• DATA EXTRACT:
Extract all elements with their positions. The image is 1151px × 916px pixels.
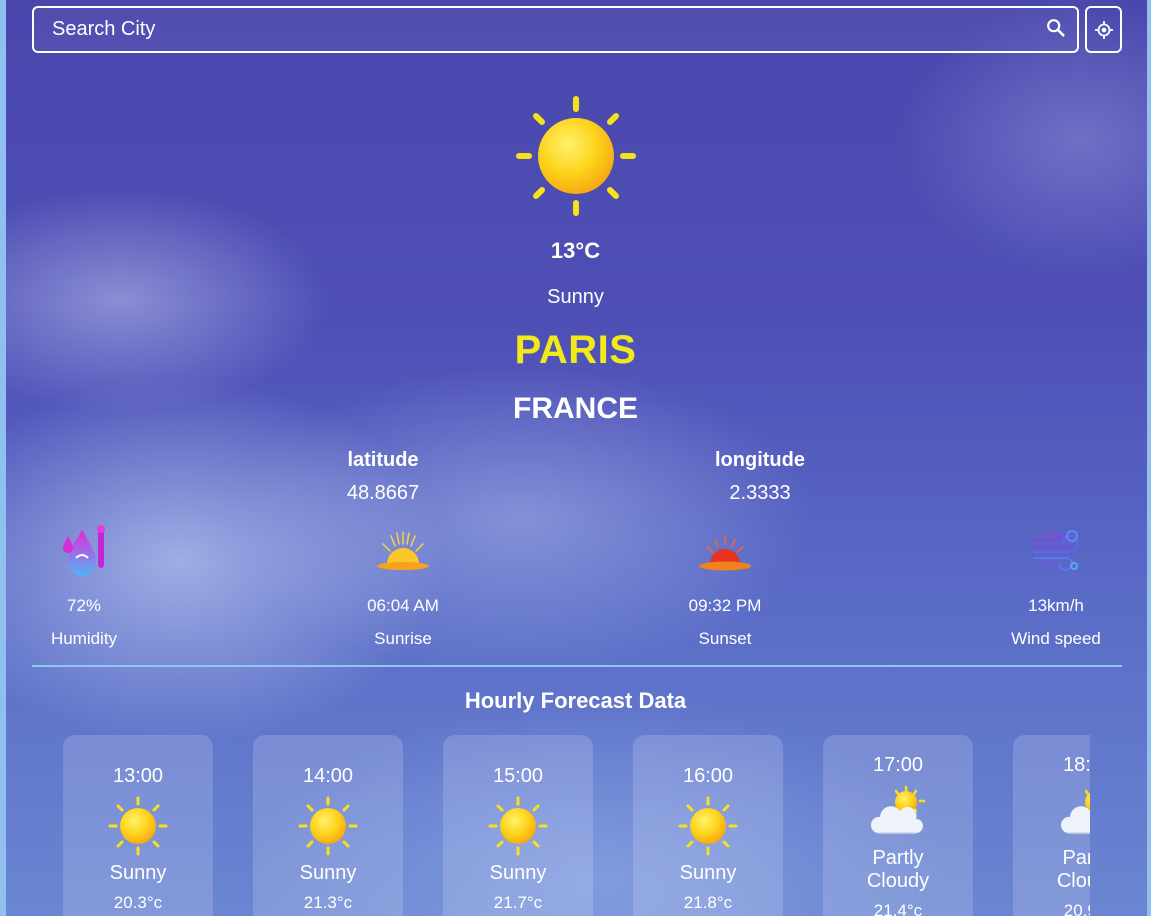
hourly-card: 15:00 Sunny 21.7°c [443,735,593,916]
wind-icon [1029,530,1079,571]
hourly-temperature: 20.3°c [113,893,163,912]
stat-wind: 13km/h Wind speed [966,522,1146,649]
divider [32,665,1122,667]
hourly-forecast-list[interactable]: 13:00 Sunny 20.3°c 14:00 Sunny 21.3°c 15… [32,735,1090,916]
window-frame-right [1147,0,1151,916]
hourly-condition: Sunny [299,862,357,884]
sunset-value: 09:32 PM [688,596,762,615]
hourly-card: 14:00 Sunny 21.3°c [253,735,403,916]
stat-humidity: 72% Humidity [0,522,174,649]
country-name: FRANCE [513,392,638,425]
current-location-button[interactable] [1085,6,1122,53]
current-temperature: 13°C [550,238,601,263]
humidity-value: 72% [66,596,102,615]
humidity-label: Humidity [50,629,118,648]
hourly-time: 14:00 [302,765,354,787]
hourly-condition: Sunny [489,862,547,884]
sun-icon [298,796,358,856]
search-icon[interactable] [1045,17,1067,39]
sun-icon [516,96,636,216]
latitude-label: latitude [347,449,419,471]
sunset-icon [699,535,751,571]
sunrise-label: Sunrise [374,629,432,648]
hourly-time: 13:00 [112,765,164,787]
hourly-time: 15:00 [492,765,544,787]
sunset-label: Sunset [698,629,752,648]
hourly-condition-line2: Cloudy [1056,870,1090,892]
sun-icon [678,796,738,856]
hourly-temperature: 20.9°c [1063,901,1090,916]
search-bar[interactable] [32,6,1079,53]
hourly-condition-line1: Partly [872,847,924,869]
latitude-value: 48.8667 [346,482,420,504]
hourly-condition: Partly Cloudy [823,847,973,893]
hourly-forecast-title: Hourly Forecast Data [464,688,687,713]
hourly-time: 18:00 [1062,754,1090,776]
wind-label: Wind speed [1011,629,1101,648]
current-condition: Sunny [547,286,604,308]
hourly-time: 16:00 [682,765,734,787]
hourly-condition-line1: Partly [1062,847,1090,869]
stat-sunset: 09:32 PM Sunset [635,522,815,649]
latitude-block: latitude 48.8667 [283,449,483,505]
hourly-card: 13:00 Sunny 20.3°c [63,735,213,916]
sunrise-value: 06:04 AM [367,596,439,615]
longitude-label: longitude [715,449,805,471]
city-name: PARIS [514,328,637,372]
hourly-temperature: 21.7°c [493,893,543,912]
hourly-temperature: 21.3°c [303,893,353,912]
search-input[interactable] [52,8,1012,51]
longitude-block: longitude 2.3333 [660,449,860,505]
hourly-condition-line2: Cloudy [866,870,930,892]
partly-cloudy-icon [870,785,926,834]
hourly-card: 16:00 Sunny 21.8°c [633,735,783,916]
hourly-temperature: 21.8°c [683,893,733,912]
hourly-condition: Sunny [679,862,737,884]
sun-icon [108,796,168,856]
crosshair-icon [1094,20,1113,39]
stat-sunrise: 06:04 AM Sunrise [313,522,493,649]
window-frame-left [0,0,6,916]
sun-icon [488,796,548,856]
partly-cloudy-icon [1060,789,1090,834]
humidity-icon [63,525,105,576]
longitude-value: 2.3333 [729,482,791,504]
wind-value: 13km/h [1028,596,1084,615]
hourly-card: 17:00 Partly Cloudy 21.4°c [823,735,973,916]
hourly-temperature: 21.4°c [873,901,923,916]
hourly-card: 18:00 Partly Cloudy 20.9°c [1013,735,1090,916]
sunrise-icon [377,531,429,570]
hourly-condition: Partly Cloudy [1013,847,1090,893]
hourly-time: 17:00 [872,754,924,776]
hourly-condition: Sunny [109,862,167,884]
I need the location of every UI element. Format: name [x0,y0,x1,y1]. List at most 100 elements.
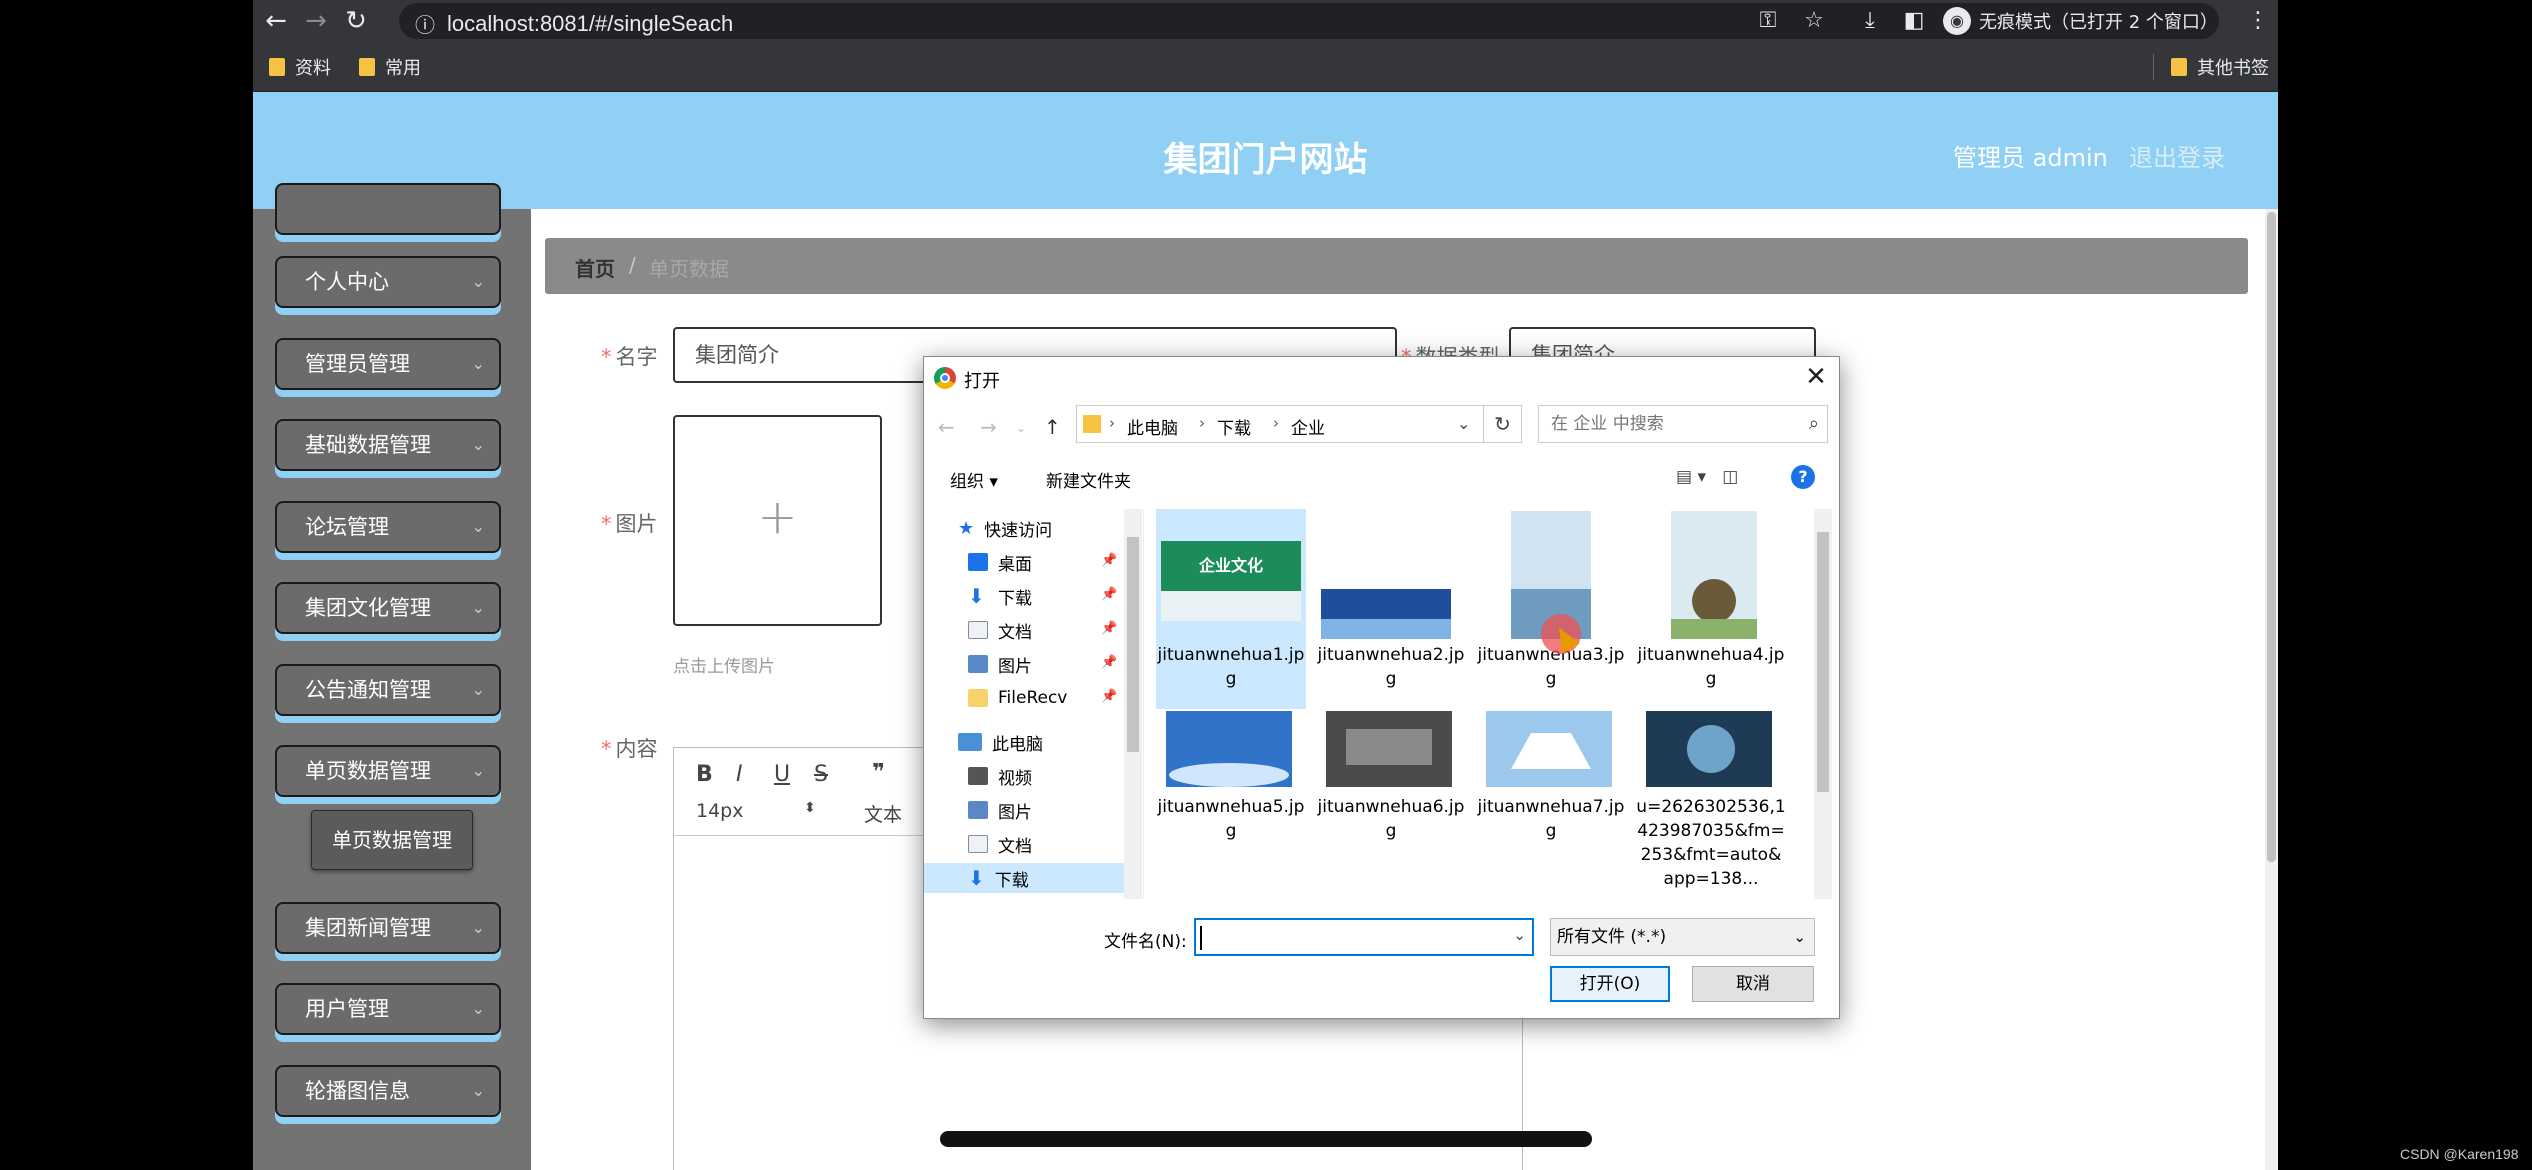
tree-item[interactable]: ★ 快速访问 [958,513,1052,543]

• DIRECTIONS FOR THIS TASK:
Can you give the material above again with every "Sunny" switched to "Clear", everything else unchanged and the pictures left out?

• REPLY:
Extract all elements with their positions. The image is 1151px × 916px pixels.
hourly-card: 15:00 Clear 21.7°c [443,735,593,916]
wind-icon [1029,530,1079,571]
hourly-temperature: 20.3°c [113,893,163,912]
stat-wind: 13km/h Wind speed [966,522,1146,649]
divider [32,665,1122,667]
hourly-forecast-list[interactable]: 13:00 Clear 20.3°c 14:00 Clear 21.3°c 15… [32,735,1090,916]
window-frame-right [1147,0,1151,916]
hourly-condition: Clear [299,862,357,884]
sunset-value: 09:32 PM [688,596,762,615]
hourly-card: 14:00 Clear 21.3°c [253,735,403,916]
stat-humidity: 72% Humidity [0,522,174,649]
country-name: FRANCE [513,392,638,425]
current-location-button[interactable] [1085,6,1122,53]
current-temperature: 13°C [550,238,601,263]
humidity-value: 72% [66,596,102,615]
humidity-label: Humidity [50,629,118,648]
hourly-time: 14:00 [302,765,354,787]
hourly-condition: Clear [489,862,547,884]
sun-icon [298,796,358,856]
search-icon[interactable] [1045,17,1067,39]
sun-icon [516,96,636,216]
latitude-label: latitude [347,449,419,471]
sunset-icon [699,535,751,571]
sunrise-label: Sunrise [374,629,432,648]
hourly-time: 13:00 [112,765,164,787]
hourly-time: 15:00 [492,765,544,787]
sunset-label: Sunset [698,629,752,648]
hourly-condition-line2: Cloudy [1056,870,1090,892]
sun-icon [678,796,738,856]
hourly-temperature: 20.9°c [1063,901,1090,916]
search-bar[interactable] [32,6,1079,53]
hourly-condition-line1: Partly [872,847,924,869]
latitude-value: 48.8667 [346,482,420,504]
hourly-condition: Partly Cloudy [823,847,973,893]
hourly-forecast-title: Hourly Forecast Data [464,688,687,713]
hourly-time: 18:00 [1062,754,1090,776]
wind-label: Wind speed [1011,629,1101,648]
current-condition: Clear [547,286,604,308]
hourly-time: 16:00 [682,765,734,787]
hourly-condition-line1: Partly [1062,847,1090,869]
stat-sunset: 09:32 PM Sunset [635,522,815,649]
latitude-block: latitude 48.8667 [283,449,483,505]
hourly-card: 13:00 Clear 20.3°c [63,735,213,916]
sunrise-value: 06:04 AM [367,596,439,615]
longitude-label: longitude [715,449,805,471]
city-name: PARIS [514,328,637,372]
hourly-temperature: 21.7°c [493,893,543,912]
hourly-temperature: 21.3°c [303,893,353,912]
search-input[interactable] [52,8,1012,51]
longitude-block: longitude 2.3333 [660,449,860,505]
hourly-condition-line2: Cloudy [866,870,930,892]
partly-cloudy-icon [870,785,926,834]
hourly-card: 16:00 Clear 21.8°c [633,735,783,916]
hourly-temperature: 21.8°c [683,893,733,912]
hourly-condition: Clear [679,862,737,884]
sun-icon [108,796,168,856]
crosshair-icon [1094,20,1113,39]
stat-sunrise: 06:04 AM Sunrise [313,522,493,649]
window-frame-left [0,0,6,916]
sun-icon [488,796,548,856]
partly-cloudy-icon [1060,789,1090,834]
humidity-icon [63,525,105,576]
longitude-value: 2.3333 [729,482,791,504]
wind-value: 13km/h [1028,596,1084,615]
hourly-card: 17:00 Partly Cloudy 21.4°c [823,735,973,916]
hourly-temperature: 21.4°c [873,901,923,916]
hourly-card: 18:00 Partly Cloudy 20.9°c [1013,735,1090,916]
sunrise-icon [377,531,429,570]
hourly-condition: Partly Cloudy [1013,847,1090,893]
hourly-time: 17:00 [872,754,924,776]
hourly-condition: Clear [109,862,167,884]
I need the location of every UI element. Format: name [x0,y0,x1,y1]. List at most 100 elements.
tree-item[interactable]: ★ 快速访问 [958,513,1052,543]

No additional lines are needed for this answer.